* START *

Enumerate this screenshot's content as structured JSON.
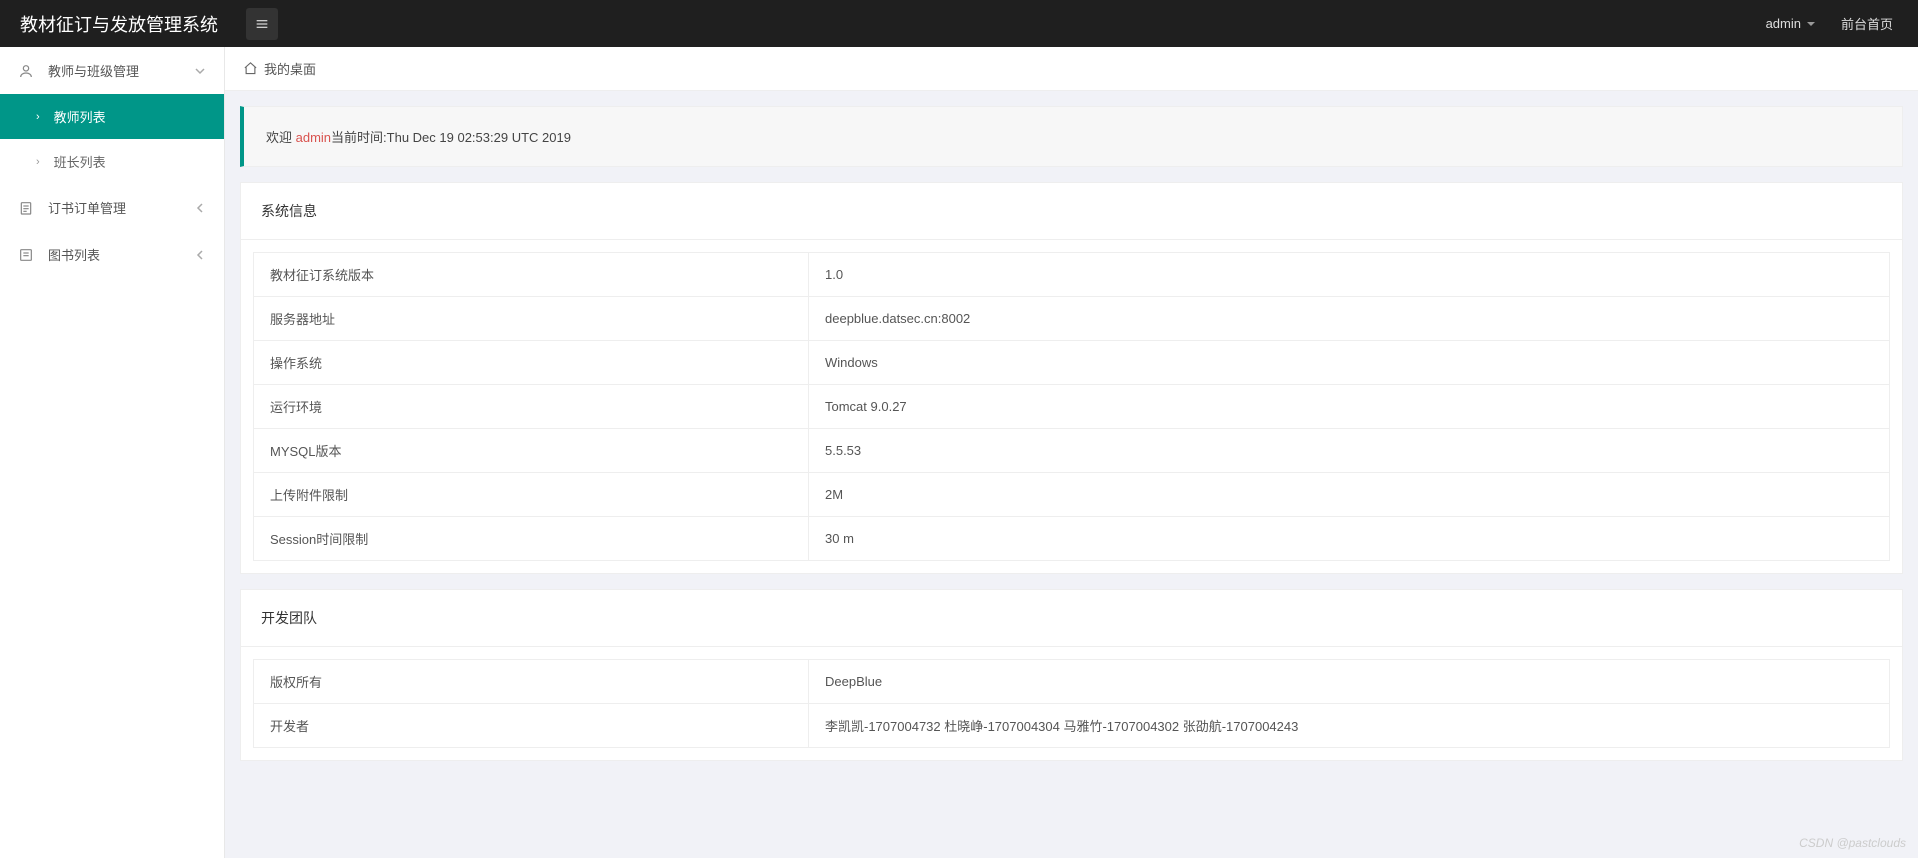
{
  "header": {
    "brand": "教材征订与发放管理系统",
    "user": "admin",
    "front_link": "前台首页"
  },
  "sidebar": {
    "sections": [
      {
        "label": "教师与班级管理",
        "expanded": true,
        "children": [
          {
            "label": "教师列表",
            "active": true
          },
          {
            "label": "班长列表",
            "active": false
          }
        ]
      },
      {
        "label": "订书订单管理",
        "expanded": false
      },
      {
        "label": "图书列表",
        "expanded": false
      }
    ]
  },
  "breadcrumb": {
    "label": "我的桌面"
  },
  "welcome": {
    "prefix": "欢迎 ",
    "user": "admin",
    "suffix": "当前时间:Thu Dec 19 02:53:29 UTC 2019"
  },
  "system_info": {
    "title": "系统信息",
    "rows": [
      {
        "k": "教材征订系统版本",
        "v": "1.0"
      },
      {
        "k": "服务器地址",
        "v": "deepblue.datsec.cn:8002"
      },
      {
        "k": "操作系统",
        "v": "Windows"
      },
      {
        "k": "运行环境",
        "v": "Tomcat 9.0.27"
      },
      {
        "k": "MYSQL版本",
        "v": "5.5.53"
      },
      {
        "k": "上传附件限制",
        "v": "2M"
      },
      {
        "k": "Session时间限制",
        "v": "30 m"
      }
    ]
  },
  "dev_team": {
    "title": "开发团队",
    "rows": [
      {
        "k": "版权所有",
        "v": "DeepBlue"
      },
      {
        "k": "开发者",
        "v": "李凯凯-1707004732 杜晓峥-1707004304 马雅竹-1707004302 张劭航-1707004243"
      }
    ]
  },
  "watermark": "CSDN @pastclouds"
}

* END *

* CHALLENGE
Pictures are excluded; repeat every record exactly.

* OUTPUT
Enumerate this screenshot's content as structured JSON.
{
  "header": {
    "brand": "教材征订与发放管理系统",
    "user": "admin",
    "front_link": "前台首页"
  },
  "sidebar": {
    "sections": [
      {
        "label": "教师与班级管理",
        "expanded": true,
        "children": [
          {
            "label": "教师列表",
            "active": true
          },
          {
            "label": "班长列表",
            "active": false
          }
        ]
      },
      {
        "label": "订书订单管理",
        "expanded": false
      },
      {
        "label": "图书列表",
        "expanded": false
      }
    ]
  },
  "breadcrumb": {
    "label": "我的桌面"
  },
  "welcome": {
    "prefix": "欢迎 ",
    "user": "admin",
    "suffix": "当前时间:Thu Dec 19 02:53:29 UTC 2019"
  },
  "system_info": {
    "title": "系统信息",
    "rows": [
      {
        "k": "教材征订系统版本",
        "v": "1.0"
      },
      {
        "k": "服务器地址",
        "v": "deepblue.datsec.cn:8002"
      },
      {
        "k": "操作系统",
        "v": "Windows"
      },
      {
        "k": "运行环境",
        "v": "Tomcat 9.0.27"
      },
      {
        "k": "MYSQL版本",
        "v": "5.5.53"
      },
      {
        "k": "上传附件限制",
        "v": "2M"
      },
      {
        "k": "Session时间限制",
        "v": "30 m"
      }
    ]
  },
  "dev_team": {
    "title": "开发团队",
    "rows": [
      {
        "k": "版权所有",
        "v": "DeepBlue"
      },
      {
        "k": "开发者",
        "v": "李凯凯-1707004732 杜晓峥-1707004304 马雅竹-1707004302 张劭航-1707004243"
      }
    ]
  },
  "watermark": "CSDN @pastclouds"
}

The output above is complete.